■ INSTRUCTIONS FOR THE TASK: Copy every line of the data that includes the string "Omnibus".

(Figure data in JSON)
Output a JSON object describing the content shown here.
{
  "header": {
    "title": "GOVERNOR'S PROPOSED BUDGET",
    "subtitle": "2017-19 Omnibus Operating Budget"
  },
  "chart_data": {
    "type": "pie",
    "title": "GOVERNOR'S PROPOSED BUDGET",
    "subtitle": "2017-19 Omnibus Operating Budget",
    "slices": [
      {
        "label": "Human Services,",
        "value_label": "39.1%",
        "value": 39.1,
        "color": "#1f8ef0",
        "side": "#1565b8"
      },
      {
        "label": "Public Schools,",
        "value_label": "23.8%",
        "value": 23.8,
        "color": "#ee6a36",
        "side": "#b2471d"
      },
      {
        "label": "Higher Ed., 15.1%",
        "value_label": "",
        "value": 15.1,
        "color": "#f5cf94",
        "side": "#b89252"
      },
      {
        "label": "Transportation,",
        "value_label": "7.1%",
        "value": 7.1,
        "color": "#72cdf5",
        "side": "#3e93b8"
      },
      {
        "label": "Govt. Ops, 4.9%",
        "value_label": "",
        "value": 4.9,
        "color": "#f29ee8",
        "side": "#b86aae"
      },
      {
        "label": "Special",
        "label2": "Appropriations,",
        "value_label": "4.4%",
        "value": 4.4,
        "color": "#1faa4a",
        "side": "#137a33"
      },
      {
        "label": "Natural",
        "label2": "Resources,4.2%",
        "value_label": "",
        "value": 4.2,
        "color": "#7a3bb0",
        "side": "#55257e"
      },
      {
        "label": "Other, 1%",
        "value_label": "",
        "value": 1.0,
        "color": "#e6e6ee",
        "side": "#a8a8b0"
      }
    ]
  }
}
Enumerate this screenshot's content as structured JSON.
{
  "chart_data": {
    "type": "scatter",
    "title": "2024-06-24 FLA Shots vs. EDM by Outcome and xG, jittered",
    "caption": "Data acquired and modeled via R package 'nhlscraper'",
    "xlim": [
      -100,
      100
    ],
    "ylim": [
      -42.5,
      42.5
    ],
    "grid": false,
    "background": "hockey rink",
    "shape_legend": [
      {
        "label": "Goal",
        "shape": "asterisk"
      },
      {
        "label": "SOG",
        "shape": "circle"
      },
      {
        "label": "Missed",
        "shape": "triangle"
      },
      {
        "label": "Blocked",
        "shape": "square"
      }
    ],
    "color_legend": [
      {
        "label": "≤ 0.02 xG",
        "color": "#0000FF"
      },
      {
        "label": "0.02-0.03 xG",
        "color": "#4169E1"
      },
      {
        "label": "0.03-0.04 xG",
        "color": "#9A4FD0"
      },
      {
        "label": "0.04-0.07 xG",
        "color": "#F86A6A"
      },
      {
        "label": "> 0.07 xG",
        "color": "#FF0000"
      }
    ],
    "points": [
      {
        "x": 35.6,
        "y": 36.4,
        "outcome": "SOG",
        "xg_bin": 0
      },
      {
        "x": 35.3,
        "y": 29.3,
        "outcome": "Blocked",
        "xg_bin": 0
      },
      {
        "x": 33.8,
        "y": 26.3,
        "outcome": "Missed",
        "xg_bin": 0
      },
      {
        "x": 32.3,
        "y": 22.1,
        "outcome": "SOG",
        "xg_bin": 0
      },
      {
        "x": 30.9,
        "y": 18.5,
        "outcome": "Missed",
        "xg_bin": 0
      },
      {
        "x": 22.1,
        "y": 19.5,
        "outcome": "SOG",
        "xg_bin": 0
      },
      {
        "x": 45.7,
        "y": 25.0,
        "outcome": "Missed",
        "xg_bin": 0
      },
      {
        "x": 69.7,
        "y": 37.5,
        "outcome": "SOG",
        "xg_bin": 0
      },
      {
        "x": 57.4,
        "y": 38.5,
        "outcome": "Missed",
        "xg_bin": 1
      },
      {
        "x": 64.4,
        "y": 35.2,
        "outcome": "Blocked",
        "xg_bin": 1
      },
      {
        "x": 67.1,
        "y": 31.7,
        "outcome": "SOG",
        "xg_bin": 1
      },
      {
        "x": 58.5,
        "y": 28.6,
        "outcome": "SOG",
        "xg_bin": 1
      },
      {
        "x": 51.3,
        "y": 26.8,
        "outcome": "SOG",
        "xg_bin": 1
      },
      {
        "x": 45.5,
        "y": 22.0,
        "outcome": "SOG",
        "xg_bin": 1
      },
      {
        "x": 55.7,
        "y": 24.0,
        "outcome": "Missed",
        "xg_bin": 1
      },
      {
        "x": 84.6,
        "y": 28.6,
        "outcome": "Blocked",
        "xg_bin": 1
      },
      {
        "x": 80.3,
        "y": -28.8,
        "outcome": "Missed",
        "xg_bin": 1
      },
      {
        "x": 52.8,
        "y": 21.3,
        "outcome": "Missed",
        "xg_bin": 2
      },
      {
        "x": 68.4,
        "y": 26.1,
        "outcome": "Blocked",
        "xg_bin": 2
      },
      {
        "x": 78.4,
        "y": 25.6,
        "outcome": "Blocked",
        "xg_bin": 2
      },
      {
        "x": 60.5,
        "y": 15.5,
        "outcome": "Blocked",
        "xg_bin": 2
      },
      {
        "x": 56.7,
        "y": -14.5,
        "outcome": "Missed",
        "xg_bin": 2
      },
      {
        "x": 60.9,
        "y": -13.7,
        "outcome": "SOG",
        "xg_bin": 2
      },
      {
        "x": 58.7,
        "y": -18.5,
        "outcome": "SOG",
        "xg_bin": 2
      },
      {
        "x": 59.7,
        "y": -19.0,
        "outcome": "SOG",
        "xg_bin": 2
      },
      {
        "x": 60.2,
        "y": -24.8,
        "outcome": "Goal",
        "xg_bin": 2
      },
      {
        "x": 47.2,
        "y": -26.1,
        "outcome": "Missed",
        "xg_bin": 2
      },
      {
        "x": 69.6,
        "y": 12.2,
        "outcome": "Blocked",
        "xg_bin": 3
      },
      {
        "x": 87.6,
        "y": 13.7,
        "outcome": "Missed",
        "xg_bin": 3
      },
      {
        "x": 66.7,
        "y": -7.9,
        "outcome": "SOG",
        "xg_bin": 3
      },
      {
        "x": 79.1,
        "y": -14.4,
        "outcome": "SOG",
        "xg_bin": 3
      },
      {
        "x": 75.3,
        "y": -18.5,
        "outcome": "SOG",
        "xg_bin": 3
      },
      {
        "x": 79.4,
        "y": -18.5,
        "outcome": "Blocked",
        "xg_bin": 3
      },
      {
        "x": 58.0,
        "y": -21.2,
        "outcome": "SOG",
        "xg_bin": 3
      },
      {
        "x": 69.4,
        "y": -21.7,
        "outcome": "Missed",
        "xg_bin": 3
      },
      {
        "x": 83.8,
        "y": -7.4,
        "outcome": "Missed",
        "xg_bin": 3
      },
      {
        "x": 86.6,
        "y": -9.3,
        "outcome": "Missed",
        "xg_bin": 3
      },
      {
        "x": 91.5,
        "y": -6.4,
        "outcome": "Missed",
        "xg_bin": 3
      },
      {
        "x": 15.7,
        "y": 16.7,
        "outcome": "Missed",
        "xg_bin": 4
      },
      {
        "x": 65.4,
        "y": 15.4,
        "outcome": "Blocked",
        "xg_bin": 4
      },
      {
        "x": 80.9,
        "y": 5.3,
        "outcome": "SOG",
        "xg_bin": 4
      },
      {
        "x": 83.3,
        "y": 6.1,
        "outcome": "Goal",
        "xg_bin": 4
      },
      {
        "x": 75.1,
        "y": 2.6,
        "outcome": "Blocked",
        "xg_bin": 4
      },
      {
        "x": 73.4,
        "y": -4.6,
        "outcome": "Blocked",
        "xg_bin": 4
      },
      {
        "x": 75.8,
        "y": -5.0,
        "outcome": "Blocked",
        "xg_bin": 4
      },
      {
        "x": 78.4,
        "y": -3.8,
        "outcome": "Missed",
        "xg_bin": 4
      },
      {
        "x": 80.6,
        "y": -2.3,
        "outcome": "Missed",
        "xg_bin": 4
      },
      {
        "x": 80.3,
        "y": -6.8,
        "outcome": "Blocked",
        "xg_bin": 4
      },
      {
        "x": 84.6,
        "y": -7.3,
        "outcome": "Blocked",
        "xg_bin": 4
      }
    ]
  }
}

■ EXERCISE OUTPUT:
    "subtitle": "2017-19 Omnibus Operating Budget"
    "subtitle": "2017-19 Omnibus Operating Budget",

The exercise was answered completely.